▶ **Exercise**:
Go through the listing and write out all of it exactly.

-- start of Material --

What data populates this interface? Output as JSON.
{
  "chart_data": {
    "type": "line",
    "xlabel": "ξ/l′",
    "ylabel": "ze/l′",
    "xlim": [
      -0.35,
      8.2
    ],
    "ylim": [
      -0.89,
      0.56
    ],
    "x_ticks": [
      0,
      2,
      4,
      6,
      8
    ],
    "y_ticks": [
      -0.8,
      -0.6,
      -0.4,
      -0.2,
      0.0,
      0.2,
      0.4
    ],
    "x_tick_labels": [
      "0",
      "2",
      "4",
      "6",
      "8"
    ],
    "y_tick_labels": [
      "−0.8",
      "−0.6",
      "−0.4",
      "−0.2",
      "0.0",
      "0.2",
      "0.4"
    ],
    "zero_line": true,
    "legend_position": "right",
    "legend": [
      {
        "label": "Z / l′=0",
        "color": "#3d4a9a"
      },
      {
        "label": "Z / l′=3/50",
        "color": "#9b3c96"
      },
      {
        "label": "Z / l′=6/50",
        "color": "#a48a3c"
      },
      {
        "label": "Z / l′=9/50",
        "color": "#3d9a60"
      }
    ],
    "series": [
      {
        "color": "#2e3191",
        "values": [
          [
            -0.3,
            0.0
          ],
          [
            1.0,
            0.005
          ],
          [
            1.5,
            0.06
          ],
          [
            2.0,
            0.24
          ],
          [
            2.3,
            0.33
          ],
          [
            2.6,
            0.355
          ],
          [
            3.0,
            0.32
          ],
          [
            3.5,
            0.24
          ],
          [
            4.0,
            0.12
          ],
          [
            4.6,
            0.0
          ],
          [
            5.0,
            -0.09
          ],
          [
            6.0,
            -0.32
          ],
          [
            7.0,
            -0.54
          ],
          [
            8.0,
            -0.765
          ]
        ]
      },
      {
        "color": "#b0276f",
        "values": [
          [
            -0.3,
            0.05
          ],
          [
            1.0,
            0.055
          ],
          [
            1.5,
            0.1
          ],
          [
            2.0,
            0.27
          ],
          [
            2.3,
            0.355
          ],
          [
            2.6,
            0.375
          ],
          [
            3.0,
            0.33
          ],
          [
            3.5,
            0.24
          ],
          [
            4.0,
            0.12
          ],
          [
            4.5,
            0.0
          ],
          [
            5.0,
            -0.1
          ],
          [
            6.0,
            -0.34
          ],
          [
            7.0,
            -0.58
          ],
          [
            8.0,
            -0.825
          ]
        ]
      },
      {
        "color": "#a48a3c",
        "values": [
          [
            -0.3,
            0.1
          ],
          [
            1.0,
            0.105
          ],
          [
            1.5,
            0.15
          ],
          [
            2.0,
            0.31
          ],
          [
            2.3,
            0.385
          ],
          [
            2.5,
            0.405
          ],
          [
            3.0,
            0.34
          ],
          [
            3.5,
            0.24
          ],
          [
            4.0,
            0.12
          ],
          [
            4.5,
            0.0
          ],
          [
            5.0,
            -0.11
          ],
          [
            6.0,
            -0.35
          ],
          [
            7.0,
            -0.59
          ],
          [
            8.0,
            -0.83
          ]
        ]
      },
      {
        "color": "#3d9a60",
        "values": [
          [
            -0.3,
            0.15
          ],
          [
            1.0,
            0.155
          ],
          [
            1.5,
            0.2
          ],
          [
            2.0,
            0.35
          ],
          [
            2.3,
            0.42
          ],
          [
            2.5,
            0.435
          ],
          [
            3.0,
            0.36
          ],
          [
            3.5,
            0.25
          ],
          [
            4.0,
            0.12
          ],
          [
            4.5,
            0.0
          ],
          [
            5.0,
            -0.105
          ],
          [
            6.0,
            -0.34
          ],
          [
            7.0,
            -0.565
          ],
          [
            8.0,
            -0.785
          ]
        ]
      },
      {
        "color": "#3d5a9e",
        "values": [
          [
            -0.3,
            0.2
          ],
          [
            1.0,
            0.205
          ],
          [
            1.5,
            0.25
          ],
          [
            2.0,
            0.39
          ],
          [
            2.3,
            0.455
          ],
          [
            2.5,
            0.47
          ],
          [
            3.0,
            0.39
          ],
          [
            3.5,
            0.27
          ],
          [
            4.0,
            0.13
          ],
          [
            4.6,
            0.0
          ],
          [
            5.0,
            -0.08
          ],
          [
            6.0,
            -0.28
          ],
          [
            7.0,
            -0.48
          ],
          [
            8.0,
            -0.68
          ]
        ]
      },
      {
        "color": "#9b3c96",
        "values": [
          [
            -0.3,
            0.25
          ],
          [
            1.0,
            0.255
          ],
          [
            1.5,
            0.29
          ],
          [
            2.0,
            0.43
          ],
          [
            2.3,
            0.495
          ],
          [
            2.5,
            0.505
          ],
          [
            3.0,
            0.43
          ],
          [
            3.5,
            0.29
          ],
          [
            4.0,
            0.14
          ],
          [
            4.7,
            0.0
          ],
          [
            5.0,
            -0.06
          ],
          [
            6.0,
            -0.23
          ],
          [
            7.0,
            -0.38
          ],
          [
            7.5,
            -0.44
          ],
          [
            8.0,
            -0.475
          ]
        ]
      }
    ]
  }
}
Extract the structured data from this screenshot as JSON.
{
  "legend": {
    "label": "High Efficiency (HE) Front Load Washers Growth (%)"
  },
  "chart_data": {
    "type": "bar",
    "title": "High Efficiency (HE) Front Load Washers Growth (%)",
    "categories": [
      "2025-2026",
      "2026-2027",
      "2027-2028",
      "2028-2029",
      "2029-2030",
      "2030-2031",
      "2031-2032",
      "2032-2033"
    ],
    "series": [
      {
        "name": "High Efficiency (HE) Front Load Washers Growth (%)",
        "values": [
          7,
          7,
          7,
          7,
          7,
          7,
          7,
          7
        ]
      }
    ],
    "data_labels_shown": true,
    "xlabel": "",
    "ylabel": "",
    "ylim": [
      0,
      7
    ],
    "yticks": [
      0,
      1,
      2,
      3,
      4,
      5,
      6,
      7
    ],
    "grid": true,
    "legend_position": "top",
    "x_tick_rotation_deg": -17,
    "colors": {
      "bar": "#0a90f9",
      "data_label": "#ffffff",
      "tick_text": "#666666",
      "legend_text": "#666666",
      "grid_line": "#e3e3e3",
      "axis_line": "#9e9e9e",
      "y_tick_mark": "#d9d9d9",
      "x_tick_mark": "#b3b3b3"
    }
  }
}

-- end of Material --

▶ **Worked solution**:
What data populates this interface? Output as JSON.
{
  "chart_data": {
    "type": "line",
    "xlabel": "ξ/l′",
    "ylabel": "ze/l′",
    "xlim": [
      -0.35,
      8.2
    ],
    "ylim": [
      -0.89,
      0.56
    ],
    "x_ticks": [
      0,
      2,
      4,
      6,
      8
    ],
    "y_ticks": [
      -0.8,
      -0.6,
      -0.4,
      -0.2,
      0.0,
      0.2,
      0.4
    ],
    "x_tick_labels": [
      "0",
      "2",
      "4",
      "6",
      "8"
    ],
    "y_tick_labels": [
      "−0.8",
      "−0.6",
      "−0.4",
      "−0.2",
      "0.0",
      "0.2",
      "0.4"
    ],
    "zero_line": true,
    "legend_position": "right",
    "legend": [
      {
        "label": "Z / l′=0",
        "color": "#3d4a9a"
      },
      {
        "label": "Z / l′=3/50",
        "color": "#9b3c96"
      },
      {
        "label": "Z / l′=6/50",
        "color": "#a48a3c"
      },
      {
        "label": "Z / l′=9/50",
        "color": "#3d9a60"
      }
    ],
    "series": [
      {
        "color": "#2e3191",
        "values": [
          [
            -0.3,
            0.0
          ],
          [
            1.0,
            0.005
          ],
          [
            1.5,
            0.06
          ],
          [
            2.0,
            0.24
          ],
          [
            2.3,
            0.33
          ],
          [
            2.6,
            0.355
          ],
          [
            3.0,
            0.32
          ],
          [
            3.5,
            0.24
          ],
          [
            4.0,
            0.12
          ],
          [
            4.6,
            0.0
          ],
          [
            5.0,
            -0.09
          ],
          [
            6.0,
            -0.32
          ],
          [
            7.0,
            -0.54
          ],
          [
            8.0,
            -0.765
          ]
        ]
      },
      {
        "color": "#b0276f",
        "values": [
          [
            -0.3,
            0.05
          ],
          [
            1.0,
            0.055
          ],
          [
            1.5,
            0.1
          ],
          [
            2.0,
            0.27
          ],
          [
            2.3,
            0.355
          ],
          [
            2.6,
            0.375
          ],
          [
            3.0,
            0.33
          ],
          [
            3.5,
            0.24
          ],
          [
            4.0,
            0.12
          ],
          [
            4.5,
            0.0
          ],
          [
            5.0,
            -0.1
          ],
          [
            6.0,
            -0.34
          ],
          [
            7.0,
            -0.58
          ],
          [
            8.0,
            -0.825
          ]
        ]
      },
      {
        "color": "#a48a3c",
        "values": [
          [
            -0.3,
            0.1
          ],
          [
            1.0,
            0.105
          ],
          [
            1.5,
            0.15
          ],
          [
            2.0,
            0.31
          ],
          [
            2.3,
            0.385
          ],
          [
            2.5,
            0.405
          ],
          [
            3.0,
            0.34
          ],
          [
            3.5,
            0.24
          ],
          [
            4.0,
            0.12
          ],
          [
            4.5,
            0.0
          ],
          [
            5.0,
            -0.11
          ],
          [
            6.0,
            -0.35
          ],
          [
            7.0,
            -0.59
          ],
          [
            8.0,
            -0.83
          ]
        ]
      },
      {
        "color": "#3d9a60",
        "values": [
          [
            -0.3,
            0.15
          ],
          [
            1.0,
            0.155
          ],
          [
            1.5,
            0.2
          ],
          [
            2.0,
            0.35
          ],
          [
            2.3,
            0.42
          ],
          [
            2.5,
            0.435
          ],
          [
            3.0,
            0.36
          ],
          [
            3.5,
            0.25
          ],
          [
            4.0,
            0.12
          ],
          [
            4.5,
            0.0
          ],
          [
            5.0,
            -0.105
          ],
          [
            6.0,
            -0.34
          ],
          [
            7.0,
            -0.565
          ],
          [
            8.0,
            -0.785
          ]
        ]
      },
      {
        "color": "#3d5a9e",
        "values": [
          [
            -0.3,
            0.2
          ],
          [
            1.0,
            0.205
          ],
          [
            1.5,
            0.25
          ],
          [
            2.0,
            0.39
          ],
          [
            2.3,
            0.455
          ],
          [
            2.5,
            0.47
          ],
          [
            3.0,
            0.39
          ],
          [
            3.5,
            0.27
          ],
          [
            4.0,
            0.13
          ],
          [
            4.6,
            0.0
          ],
          [
            5.0,
            -0.08
          ],
          [
            6.0,
            -0.28
          ],
          [
            7.0,
            -0.48
          ],
          [
            8.0,
            -0.68
          ]
        ]
      },
      {
        "color": "#9b3c96",
        "values": [
          [
            -0.3,
            0.25
          ],
          [
            1.0,
            0.255
          ],
          [
            1.5,
            0.29
          ],
          [
            2.0,
            0.43
          ],
          [
            2.3,
            0.495
          ],
          [
            2.5,
            0.505
          ],
          [
            3.0,
            0.43
          ],
          [
            3.5,
            0.29
          ],
          [
            4.0,
            0.14
          ],
          [
            4.7,
            0.0
          ],
          [
            5.0,
            -0.06
          ],
          [
            6.0,
            -0.23
          ],
          [
            7.0,
            -0.38
          ],
          [
            7.5,
            -0.44
          ],
          [
            8.0,
            -0.475
          ]
        ]
      }
    ]
  }
}
Extract the structured data from this screenshot as JSON.
{
  "legend": {
    "label": "High Efficiency (HE) Front Load Washers Growth (%)"
  },
  "chart_data": {
    "type": "bar",
    "title": "High Efficiency (HE) Front Load Washers Growth (%)",
    "categories": [
      "2025-2026",
      "2026-2027",
      "2027-2028",
      "2028-2029",
      "2029-2030",
      "2030-2031",
      "2031-2032",
      "2032-2033"
    ],
    "series": [
      {
        "name": "High Efficiency (HE) Front Load Washers Growth (%)",
        "values": [
          7,
          7,
          7,
          7,
          7,
          7,
          7,
          7
        ]
      }
    ],
    "data_labels_shown": true,
    "xlabel": "",
    "ylabel": "",
    "ylim": [
      0,
      7
    ],
    "yticks": [
      0,
      1,
      2,
      3,
      4,
      5,
      6,
      7
    ],
    "grid": true,
    "legend_position": "top",
    "x_tick_rotation_deg": -17,
    "colors": {
      "bar": "#0a90f9",
      "data_label": "#ffffff",
      "tick_text": "#666666",
      "legend_text": "#666666",
      "grid_line": "#e3e3e3",
      "axis_line": "#9e9e9e",
      "y_tick_mark": "#d9d9d9",
      "x_tick_mark": "#b3b3b3"
    }
  }
}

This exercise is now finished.